Find and copy lines holding "Viktor".

### Task material

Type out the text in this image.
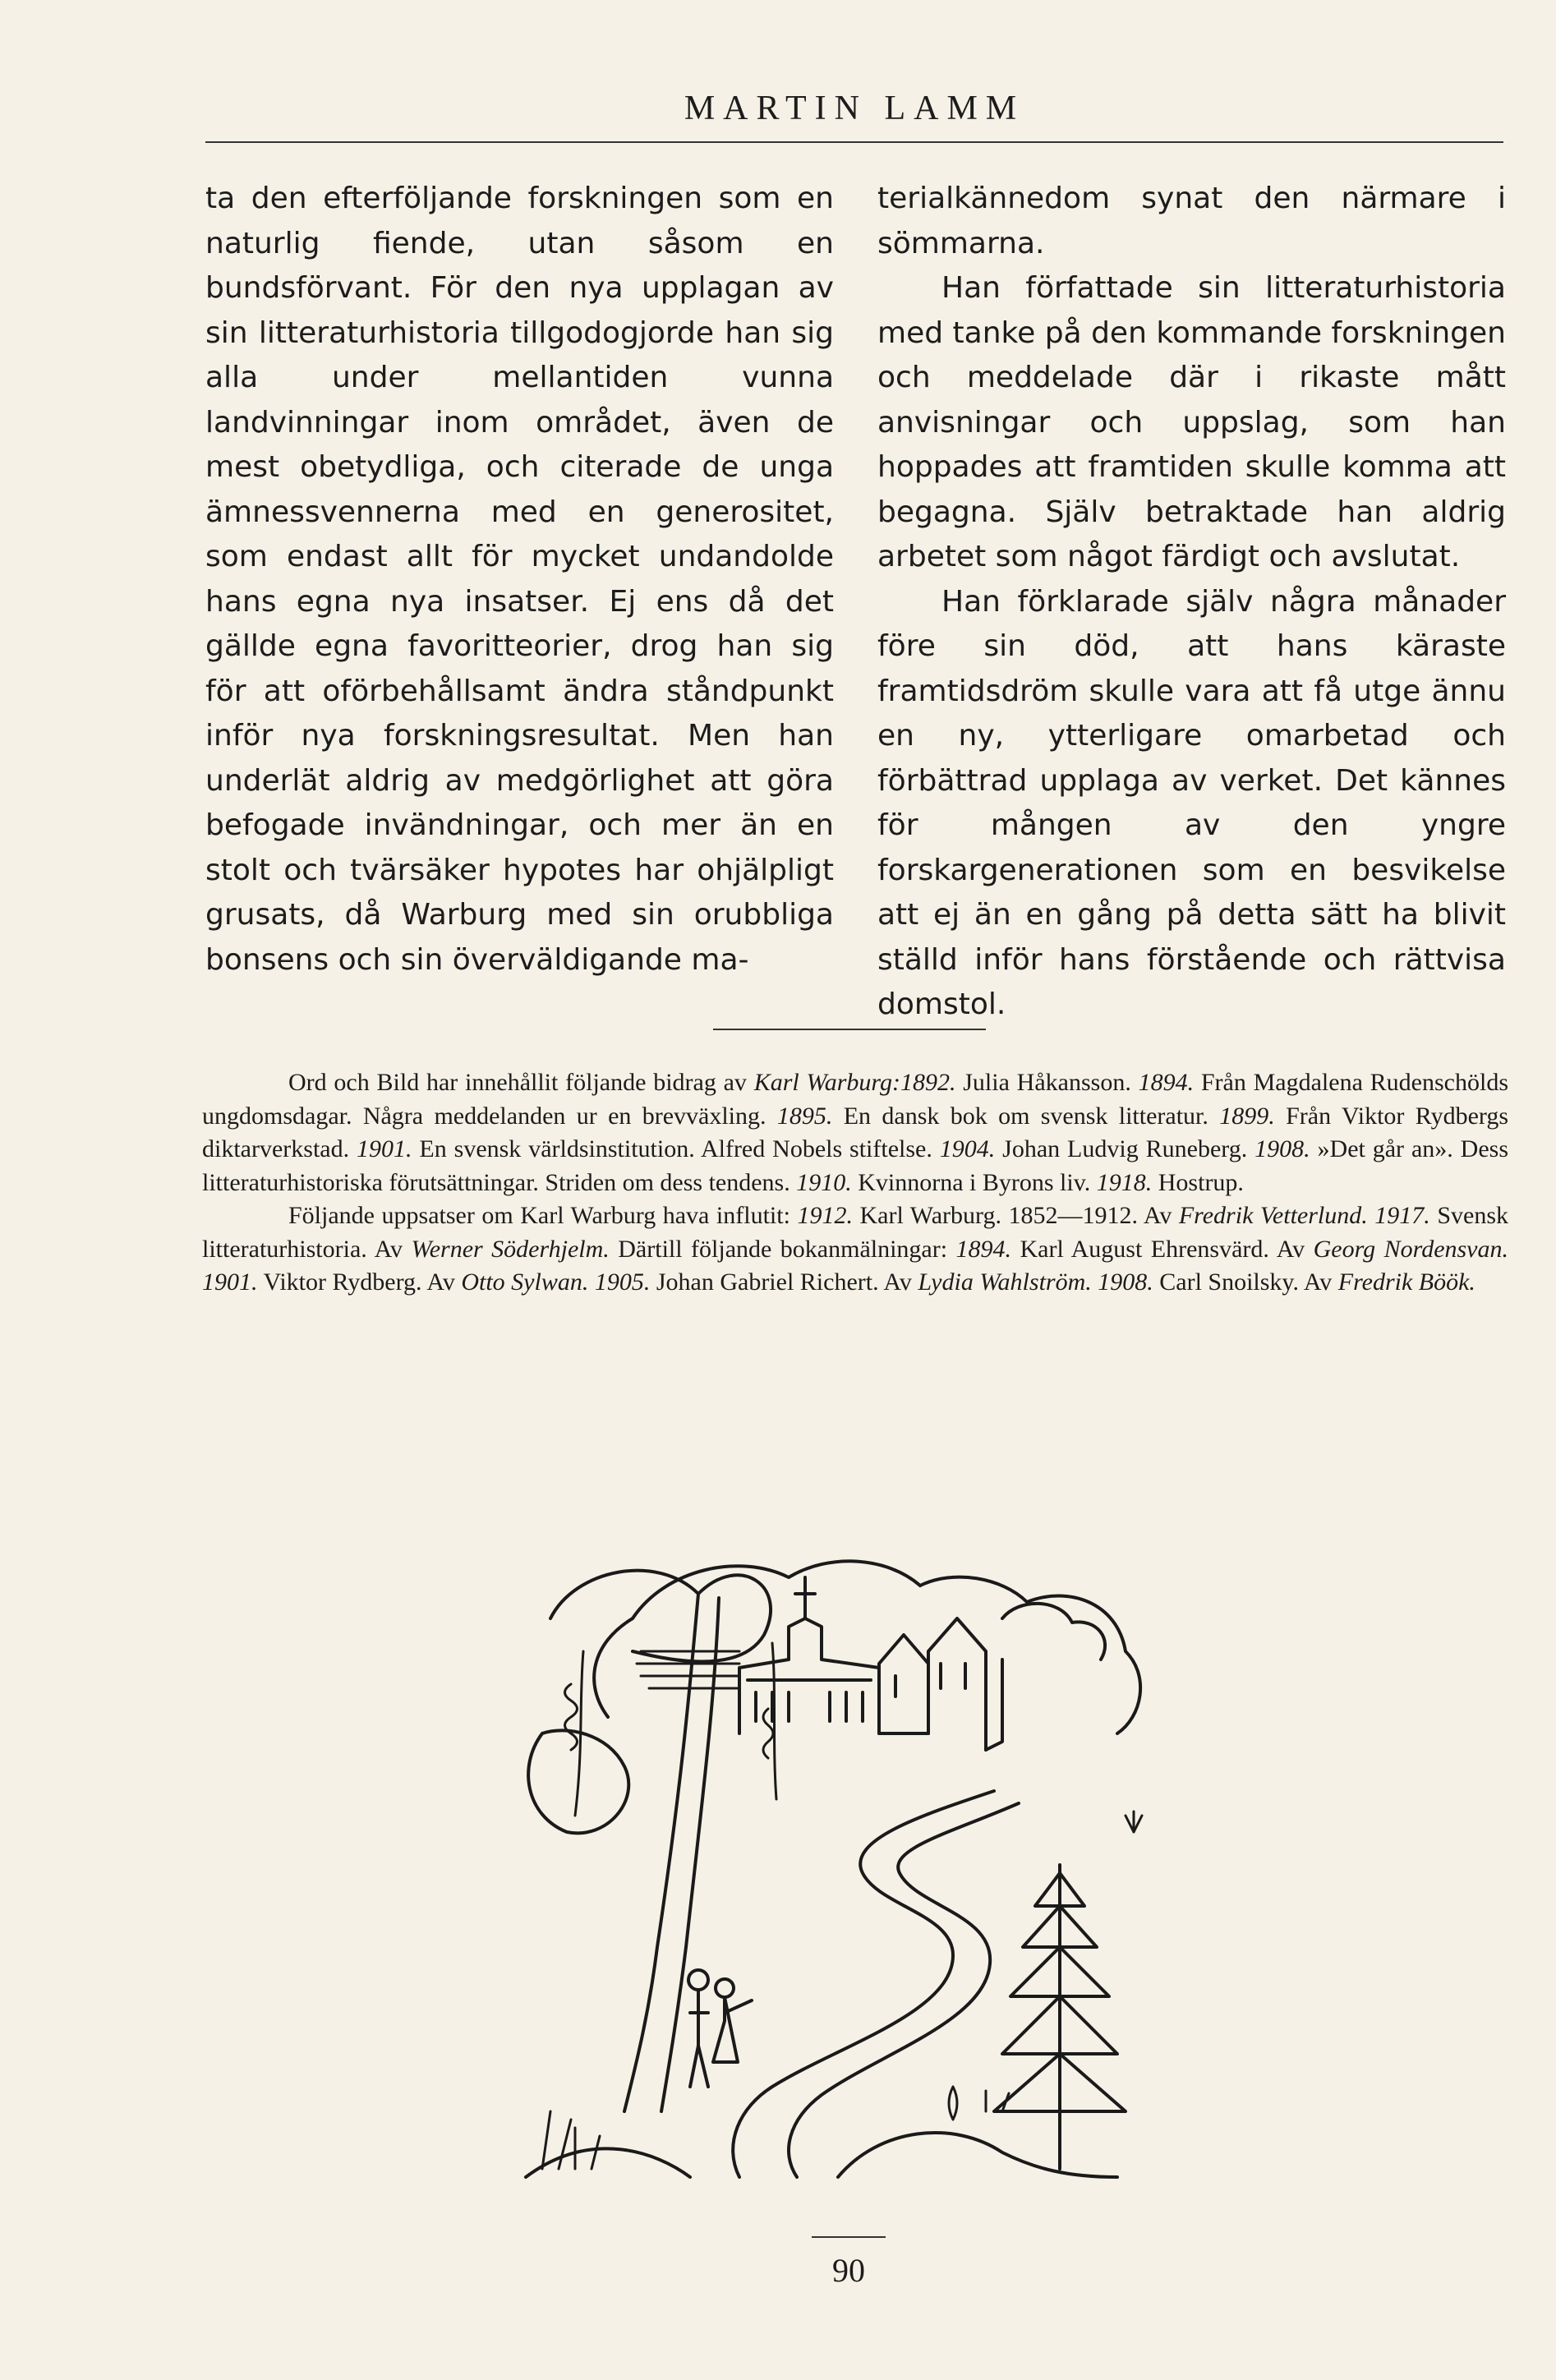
MARTIN LAMM

ta den efterföljande forskningen som en naturlig fiende, utan såsom en bundsförvant. För den nya upplagan av sin litteraturhistoria tillgodogjorde han sig alla under mellantiden vunna landvinningar inom området, även de mest obetydliga, och citerade de unga ämnessvennerna med en generositet, som endast allt för mycket undandolde hans egna nya insatser. Ej ens då det gällde egna favoritteorier, drog han sig för att oförbehållsamt ändra ståndpunkt inför nya forskningsresultat. Men han underlät aldrig av medgörlighet att göra befogade invändningar, och mer än en stolt och tvärsäker hypotes har ohjälpligt grusats, då Warburg med sin orubbliga bonsens och sin överväldigande ma-

terialkännedom synat den närmare i sömmarna.

Han författade sin litteraturhistoria med tanke på den kommande forskningen och meddelade där i rikaste mått anvisningar och uppslag, som han hoppades att framtiden skulle komma att begagna. Själv betraktade han aldrig arbetet som något färdigt och avslutat.

Han förklarade själv några månader före sin död, att hans käraste framtidsdröm skulle vara att få utge ännu en ny, ytterligare omarbetad och förbättrad upplaga av verket. Det kännes för mången av den yngre forskargenerationen som en besvikelse att ej än en gång på detta sätt ha blivit ställd inför hans förstående och rättvisa domstol.

Ord och Bild har innehållit följande bidrag av Karl Warburg:1892. Julia Håkansson. 1894. Från Magdalena Rudenschölds ungdomsdagar. Några meddelanden ur en brevväxling. 1895. En dansk bok om svensk litteratur. 1899. Från Viktor Rydbergs diktarverkstad. 1901. En svensk världsinstitution. Alfred Nobels stiftelse. 1904. Johan Ludvig Runeberg. 1908. »Det går an». Dess litteraturhistoriska förutsättningar. Striden om dess tendens. 1910. Kvinnorna i Byrons liv. 1918. Hostrup.

Följande uppsatser om Karl Warburg hava influtit: 1912. Karl Warburg. 1852—1912. Av Fredrik Vetterlund. 1917. Svensk litteraturhistoria. Av Werner Söderhjelm. Därtill följande bokanmälningar: 1894. Karl August Ehrensvärd. Av Georg Nordensvan. 1901. Viktor Rydberg. Av Otto Sylwan. 1905. Johan Gabriel Richert. Av Lydia Wahlström. 1908. Carl Snoilsky. Av Fredrik Böök.

90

######

■ Written answer:
Ord och Bild har innehållit följande bidrag av Karl Warburg:1892. Julia Håkansson. 1894. Från Magdalena Rudenschölds ungdomsdagar. Några meddelanden ur en brevväxling. 1895. En dansk bok om svensk litteratur. 1899. Från Viktor Rydbergs diktarverkstad. 1901. En svensk världsinstitution. Alfred Nobels stiftelse. 1904. Johan Ludvig Runeberg. 1908. »Det går an». Dess litteraturhistoriska förutsättningar. Striden om dess tendens. 1910. Kvinnorna i Byrons liv. 1918. Hostrup.
Följande uppsatser om Karl Warburg hava influtit: 1912. Karl Warburg. 1852—1912. Av Fredrik Vetterlund. 1917. Svensk litteraturhistoria. Av Werner Söderhjelm. Därtill följande bokanmälningar: 1894. Karl August Ehrensvärd. Av Georg Nordensvan. 1901. Viktor Rydberg. Av Otto Sylwan. 1905. Johan Gabriel Richert. Av Lydia Wahlström. 1908. Carl Snoilsky. Av Fredrik Böök.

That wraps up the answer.